**PROBLEM TO WORK ON:** Copy out each line below that has the word "amygdala" in it.

**DATA LISTING:**
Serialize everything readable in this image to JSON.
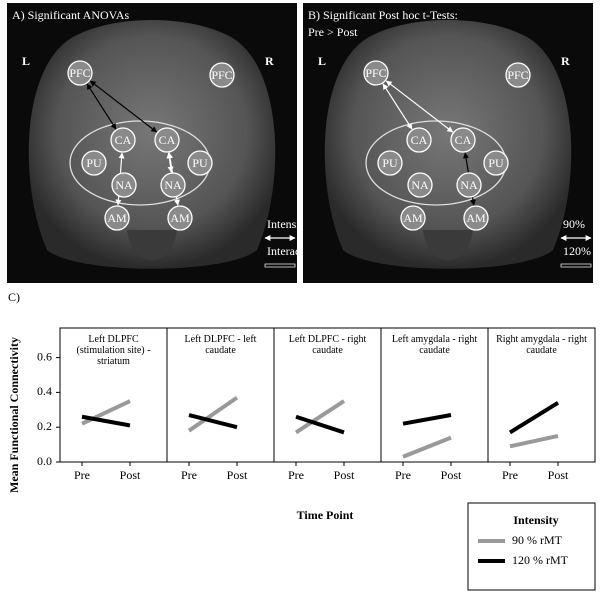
{
  "panel_a": {
    "title": "A) Significant  ANOVAs",
    "left": "L",
    "right": "R",
    "nodes": [
      "PFC",
      "PFC",
      "CA",
      "CA",
      "PU",
      "PU",
      "NA",
      "NA",
      "AM",
      "AM"
    ],
    "legend": [
      "Intensity",
      "Interaction"
    ]
  },
  "panel_b": {
    "title": [
      "B) Significant  Post hoc t-Tests:",
      "Pre > Post"
    ],
    "left": "L",
    "right": "R",
    "nodes": [
      "PFC",
      "PFC",
      "CA",
      "CA",
      "PU",
      "PU",
      "NA",
      "NA",
      "AM",
      "AM"
    ],
    "legend": [
      "90%",
      "120%"
    ]
  },
  "chart_data": {
    "type": "line",
    "panel_label": "C)",
    "ylabel": "Mean Functional  Connectivity",
    "xlabel": "Time Point",
    "panel_titles": [
      "Left DLPFC (stimulation site) - striatum",
      "Left DLPFC - left caudate",
      "Left DLPFC - right caudate",
      "Left amygdala - right caudate",
      "Right amygdala - right caudate"
    ],
    "categories": [
      "Pre",
      "Post"
    ],
    "ylim": [
      0,
      0.77
    ],
    "yticks": [
      {
        "value": 0,
        "label": "0.0"
      },
      0.2,
      0.4,
      0.6
    ],
    "legend_title": "Intensity",
    "series": [
      {
        "name": "90 % rMT",
        "color": "#999999",
        "values": [
          [
            0.22,
            0.35
          ],
          [
            0.18,
            0.37
          ],
          [
            0.17,
            0.35
          ],
          [
            0.03,
            0.14
          ],
          [
            0.09,
            0.15
          ]
        ]
      },
      {
        "name": "120 % rMT",
        "color": "#000000",
        "values": [
          [
            0.26,
            0.21
          ],
          [
            0.27,
            0.2
          ],
          [
            0.26,
            0.17
          ],
          [
            0.22,
            0.27
          ],
          [
            0.17,
            0.34
          ]
        ]
      }
    ]
  }
}
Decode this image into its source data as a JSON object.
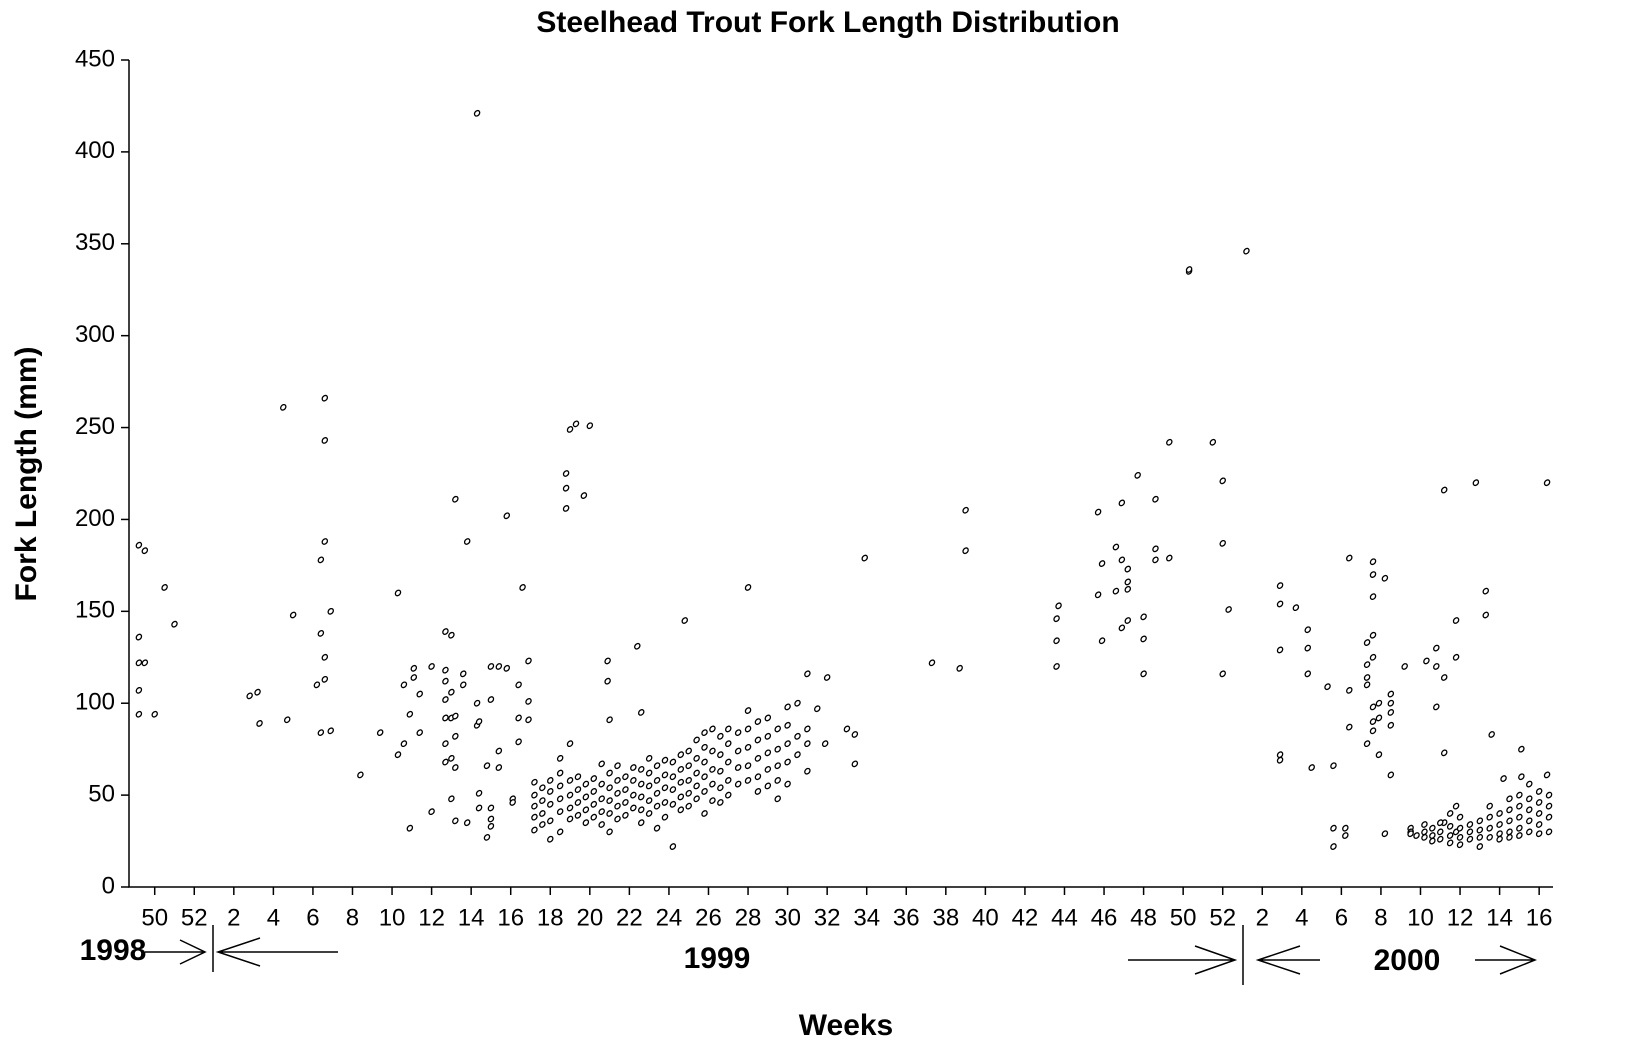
{
  "chart_data": {
    "type": "scatter",
    "title": "Steelhead Trout Fork Length Distribution",
    "xlabel": "Weeks",
    "ylabel": "Fork Length (mm)",
    "year_labels": [
      "1998",
      "1999",
      "2000"
    ],
    "color": "#000000",
    "xlim": [
      48.7,
      120.7
    ],
    "ylim": [
      0,
      450
    ],
    "yticks": [
      0,
      50,
      100,
      150,
      200,
      250,
      300,
      350,
      400,
      450
    ],
    "xticks": [
      50,
      52,
      {
        "value": 54,
        "label": "2"
      },
      {
        "value": 56,
        "label": "4"
      },
      {
        "value": 58,
        "label": "6"
      },
      {
        "value": 60,
        "label": "8"
      },
      {
        "value": 62,
        "label": "10"
      },
      {
        "value": 64,
        "label": "12"
      },
      {
        "value": 66,
        "label": "14"
      },
      {
        "value": 68,
        "label": "16"
      },
      {
        "value": 70,
        "label": "18"
      },
      {
        "value": 72,
        "label": "20"
      },
      {
        "value": 74,
        "label": "22"
      },
      {
        "value": 76,
        "label": "24"
      },
      {
        "value": 78,
        "label": "26"
      },
      {
        "value": 80,
        "label": "28"
      },
      {
        "value": 82,
        "label": "30"
      },
      {
        "value": 84,
        "label": "32"
      },
      {
        "value": 86,
        "label": "34"
      },
      {
        "value": 88,
        "label": "36"
      },
      {
        "value": 90,
        "label": "38"
      },
      {
        "value": 92,
        "label": "40"
      },
      {
        "value": 94,
        "label": "42"
      },
      {
        "value": 96,
        "label": "44"
      },
      {
        "value": 98,
        "label": "46"
      },
      {
        "value": 100,
        "label": "48"
      },
      {
        "value": 102,
        "label": "50"
      },
      {
        "value": 104,
        "label": "52"
      },
      {
        "value": 106,
        "label": "2"
      },
      {
        "value": 108,
        "label": "4"
      },
      {
        "value": 110,
        "label": "6"
      },
      {
        "value": 112,
        "label": "8"
      },
      {
        "value": 114,
        "label": "10"
      },
      {
        "value": 116,
        "label": "12"
      },
      {
        "value": 118,
        "label": "14"
      },
      {
        "value": 120,
        "label": "16"
      }
    ],
    "x": [
      49.2,
      49.2,
      49.2,
      49.2,
      49.2,
      49.5,
      49.5,
      50,
      50.5,
      51,
      54.8,
      55.2,
      55.3,
      56.5,
      56.7,
      57,
      58.2,
      58.4,
      58.4,
      58.4,
      58.6,
      58.6,
      58.6,
      58.6,
      58.6,
      58.9,
      58.9,
      60.4,
      61.4,
      62.3,
      62.3,
      62.6,
      62.6,
      62.9,
      62.9,
      63.1,
      63.1,
      63.4,
      63.4,
      64,
      64,
      64.7,
      64.7,
      64.7,
      64.7,
      64.7,
      64.7,
      64.7,
      65,
      65,
      65,
      65,
      65,
      65.2,
      65.2,
      65.2,
      65.2,
      65.2,
      65.6,
      65.6,
      65.8,
      65.8,
      66.3,
      66.3,
      66.3,
      66.4,
      66.4,
      66.4,
      66.8,
      66.8,
      67,
      67,
      67,
      67,
      67,
      67.4,
      67.4,
      67.4,
      67.8,
      67.8,
      68.1,
      68.1,
      68.4,
      68.4,
      68.4,
      68.6,
      68.9,
      68.9,
      68.9,
      69.2,
      69.2,
      69.2,
      69.2,
      69.2,
      69.6,
      69.6,
      69.6,
      69.6,
      70,
      70,
      70,
      70,
      70,
      70.5,
      70.5,
      70.5,
      70.5,
      70.5,
      70.5,
      71,
      71,
      71,
      71,
      71,
      71.4,
      71.4,
      71.4,
      71.4,
      71.8,
      71.8,
      71.8,
      71.8,
      72.2,
      72.2,
      72.2,
      72.2,
      72.6,
      72.6,
      72.6,
      72.6,
      72.6,
      73,
      73,
      73,
      73,
      73,
      73.4,
      73.4,
      73.4,
      73.4,
      73.4,
      73.8,
      73.8,
      73.8,
      73.8,
      74.2,
      74.2,
      74.2,
      74.2,
      74.6,
      74.6,
      74.6,
      74.6,
      74.6,
      75,
      75,
      75,
      75,
      75,
      75.4,
      75.4,
      75.4,
      75.4,
      75.4,
      75.8,
      75.8,
      75.8,
      75.8,
      75.8,
      76.2,
      76.2,
      76.2,
      76.2,
      76.2,
      76.6,
      76.6,
      76.6,
      76.6,
      76.6,
      77,
      77,
      77,
      77,
      77,
      77.4,
      77.4,
      77.4,
      77.4,
      77.4,
      77.8,
      77.8,
      77.8,
      77.8,
      77.8,
      77.8,
      78.2,
      78.2,
      78.2,
      78.2,
      78.2,
      78.6,
      78.6,
      78.6,
      78.6,
      78.6,
      79,
      79,
      79,
      79,
      79,
      79.5,
      79.5,
      79.5,
      79.5,
      80,
      80,
      80,
      80,
      80,
      80.5,
      80.5,
      80.5,
      80.5,
      80.5,
      81,
      81,
      81,
      81,
      81,
      81.5,
      81.5,
      81.5,
      81.5,
      81.5,
      82,
      82,
      82,
      82,
      82,
      82.5,
      82.5,
      82.5,
      83,
      83,
      83,
      83,
      83.5,
      84,
      70.8,
      70.8,
      70.8,
      71,
      71.3,
      71.7,
      72,
      72.9,
      72.9,
      73,
      74.4,
      74.6,
      76.8,
      80,
      83.9,
      85,
      85.4,
      85.4,
      85.9,
      89.3,
      90.7,
      91,
      91,
      95.6,
      95.6,
      95.6,
      95.7,
      97.7,
      97.7,
      97.9,
      97.9,
      98.6,
      98.6,
      98.9,
      98.9,
      98.9,
      99.2,
      99.2,
      99.2,
      99.2,
      99.7,
      100,
      100,
      100,
      100.6,
      100.6,
      100.6,
      101.3,
      101.3,
      102.3,
      102.3,
      103.5,
      104,
      104,
      104,
      104.3,
      105.2,
      106.9,
      106.9,
      106.9,
      106.9,
      106.9,
      107.7,
      108.3,
      108.3,
      108.3,
      108.5,
      109.3,
      109.6,
      109.6,
      109.6,
      110.2,
      110.2,
      110.4,
      110.4,
      110.4,
      111.3,
      111.3,
      111.3,
      111.3,
      111.3,
      111.6,
      111.6,
      111.6,
      111.6,
      111.6,
      111.6,
      111.6,
      111.6,
      111.9,
      111.9,
      111.9,
      112.2,
      112.2,
      112.5,
      112.5,
      112.5,
      112.5,
      112.5,
      113.2,
      113.5,
      113.5,
      113.5,
      113.8,
      114.3,
      114.8,
      114.8,
      114.8,
      115.2,
      115.2,
      115.2,
      115.2,
      115.8,
      115.8,
      115.8,
      115.8,
      116.8,
      117.3,
      117.3,
      117.6,
      118.2,
      119.1,
      119.1,
      120.4,
      120.4,
      114.2,
      114.2,
      114.2,
      114.6,
      114.6,
      114.6,
      115,
      115,
      115,
      115.5,
      115.5,
      115.5,
      115.5,
      116,
      116,
      116,
      116,
      116.5,
      116.5,
      116.5,
      117,
      117,
      117,
      117,
      117.5,
      117.5,
      117.5,
      117.5,
      118,
      118,
      118,
      118,
      118.5,
      118.5,
      118.5,
      118.5,
      118.5,
      119,
      119,
      119,
      119,
      119,
      119.5,
      119.5,
      119.5,
      119.5,
      119.5,
      120,
      120,
      120,
      120,
      120,
      120.5,
      120.5,
      120.5,
      120.5
    ],
    "values": [
      186,
      136,
      107,
      94,
      122,
      183,
      122,
      94,
      163,
      143,
      104,
      106,
      89,
      261,
      91,
      148,
      110,
      178,
      138,
      84,
      266,
      243,
      188,
      125,
      113,
      150,
      85,
      61,
      84,
      160,
      72,
      110,
      78,
      94,
      32,
      114,
      119,
      105,
      84,
      41,
      120,
      139,
      118,
      112,
      102,
      92,
      78,
      68,
      137,
      106,
      92,
      70,
      48,
      211,
      93,
      82,
      65,
      36,
      116,
      110,
      188,
      35,
      421,
      100,
      88,
      90,
      51,
      43,
      27,
      66,
      120,
      102,
      43,
      37,
      33,
      120,
      74,
      65,
      202,
      119,
      48,
      46,
      110,
      92,
      79,
      163,
      123,
      101,
      91,
      57,
      50,
      44,
      38,
      31,
      54,
      47,
      40,
      34,
      58,
      52,
      45,
      36,
      26,
      70,
      62,
      55,
      48,
      41,
      30,
      78,
      58,
      50,
      43,
      37,
      60,
      53,
      46,
      39,
      56,
      49,
      42,
      35,
      59,
      52,
      45,
      38,
      67,
      56,
      48,
      41,
      34,
      62,
      54,
      47,
      40,
      30,
      66,
      58,
      51,
      44,
      37,
      60,
      53,
      46,
      39,
      65,
      58,
      50,
      43,
      64,
      56,
      49,
      42,
      35,
      70,
      62,
      55,
      47,
      40,
      66,
      58,
      51,
      44,
      32,
      69,
      61,
      54,
      46,
      38,
      68,
      60,
      53,
      45,
      22,
      72,
      64,
      57,
      49,
      42,
      74,
      66,
      58,
      51,
      44,
      80,
      70,
      62,
      55,
      48,
      84,
      76,
      68,
      60,
      52,
      40,
      86,
      74,
      64,
      56,
      47,
      82,
      72,
      63,
      54,
      46,
      86,
      78,
      68,
      58,
      50,
      84,
      74,
      65,
      56,
      96,
      86,
      76,
      66,
      58,
      90,
      80,
      70,
      60,
      52,
      92,
      82,
      73,
      64,
      55,
      86,
      75,
      66,
      58,
      48,
      98,
      88,
      78,
      68,
      56,
      100,
      82,
      72,
      116,
      86,
      78,
      63,
      97,
      114,
      225,
      217,
      206,
      249,
      252,
      213,
      251,
      123,
      112,
      91,
      131,
      95,
      145,
      163,
      78,
      86,
      83,
      67,
      179,
      122,
      119,
      205,
      183,
      146,
      134,
      120,
      153,
      204,
      159,
      176,
      134,
      185,
      161,
      209,
      178,
      141,
      173,
      166,
      162,
      145,
      224,
      147,
      135,
      116,
      211,
      184,
      178,
      242,
      179,
      335,
      336,
      242,
      221,
      187,
      116,
      151,
      346,
      164,
      154,
      129,
      72,
      69,
      152,
      140,
      130,
      116,
      65,
      109,
      66,
      32,
      22,
      32,
      28,
      179,
      107,
      87,
      133,
      121,
      114,
      110,
      78,
      177,
      170,
      158,
      137,
      125,
      98,
      90,
      85,
      100,
      92,
      72,
      168,
      29,
      105,
      100,
      95,
      88,
      61,
      120,
      32,
      30,
      29,
      28,
      123,
      130,
      120,
      98,
      216,
      114,
      73,
      35,
      145,
      125,
      44,
      30,
      220,
      161,
      148,
      83,
      59,
      75,
      60,
      220,
      61,
      34,
      30,
      27,
      32,
      28,
      25,
      35,
      30,
      26,
      40,
      33,
      28,
      24,
      38,
      32,
      27,
      23,
      34,
      30,
      26,
      36,
      31,
      27,
      22,
      44,
      38,
      32,
      27,
      40,
      34,
      29,
      26,
      48,
      42,
      36,
      30,
      27,
      50,
      44,
      38,
      32,
      28,
      56,
      48,
      42,
      36,
      30,
      52,
      46,
      40,
      34,
      29,
      50,
      44,
      38,
      30
    ]
  }
}
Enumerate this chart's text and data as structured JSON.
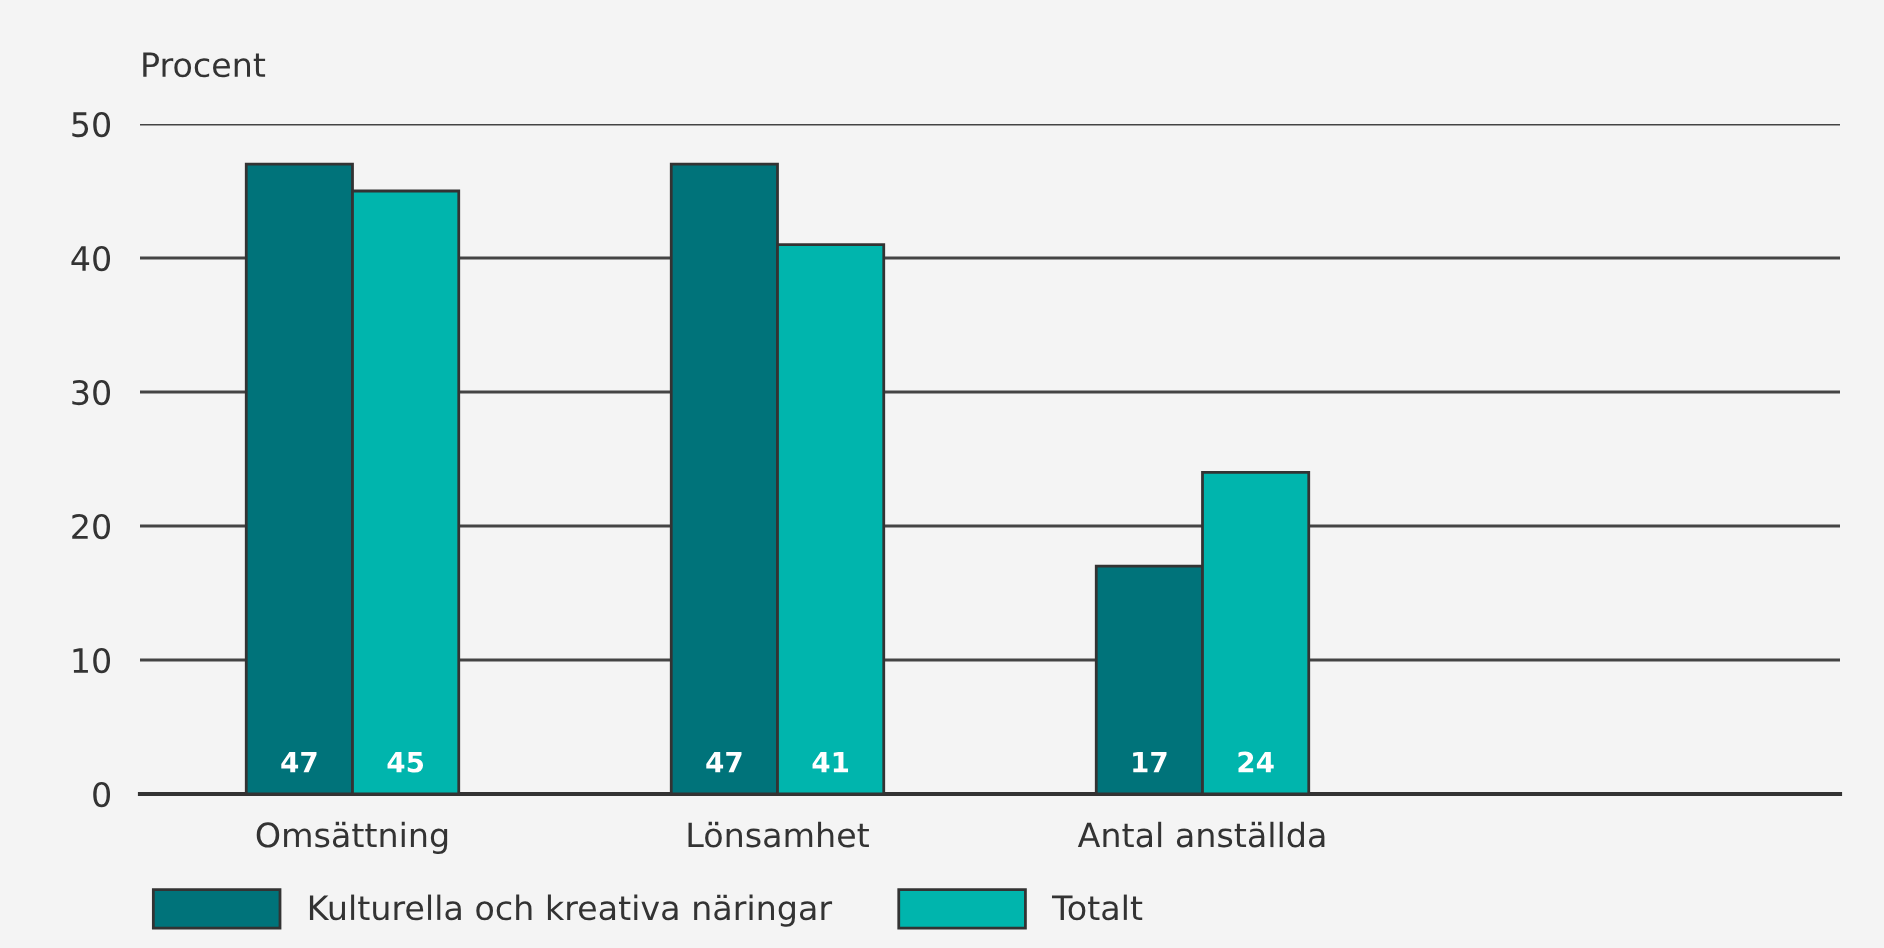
{
  "chart_data": {
    "type": "bar",
    "ylabel": "Procent",
    "categories": [
      "Omsättning",
      "Lönsamhet",
      "Antal anställda",
      null
    ],
    "series": [
      {
        "name": "Kulturella och kreativa näringar",
        "color": "#00737a",
        "values": [
          47,
          47,
          17,
          null
        ],
        "value_labels": [
          "47",
          "47",
          "17",
          null
        ]
      },
      {
        "name": "Totalt",
        "color": "#00b5ad",
        "values": [
          45,
          41,
          24,
          null
        ],
        "value_labels": [
          "45",
          "41",
          "24",
          null
        ]
      }
    ],
    "ylim": [
      0,
      50
    ],
    "yticks": [
      0,
      10,
      20,
      30,
      40,
      50
    ],
    "grid": "y",
    "legend": "bottom left"
  }
}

**SOLUTION FOR THIS EXERCISE:**
      "Left amygdala - right caudate",
      "Right amygdala - right caudate"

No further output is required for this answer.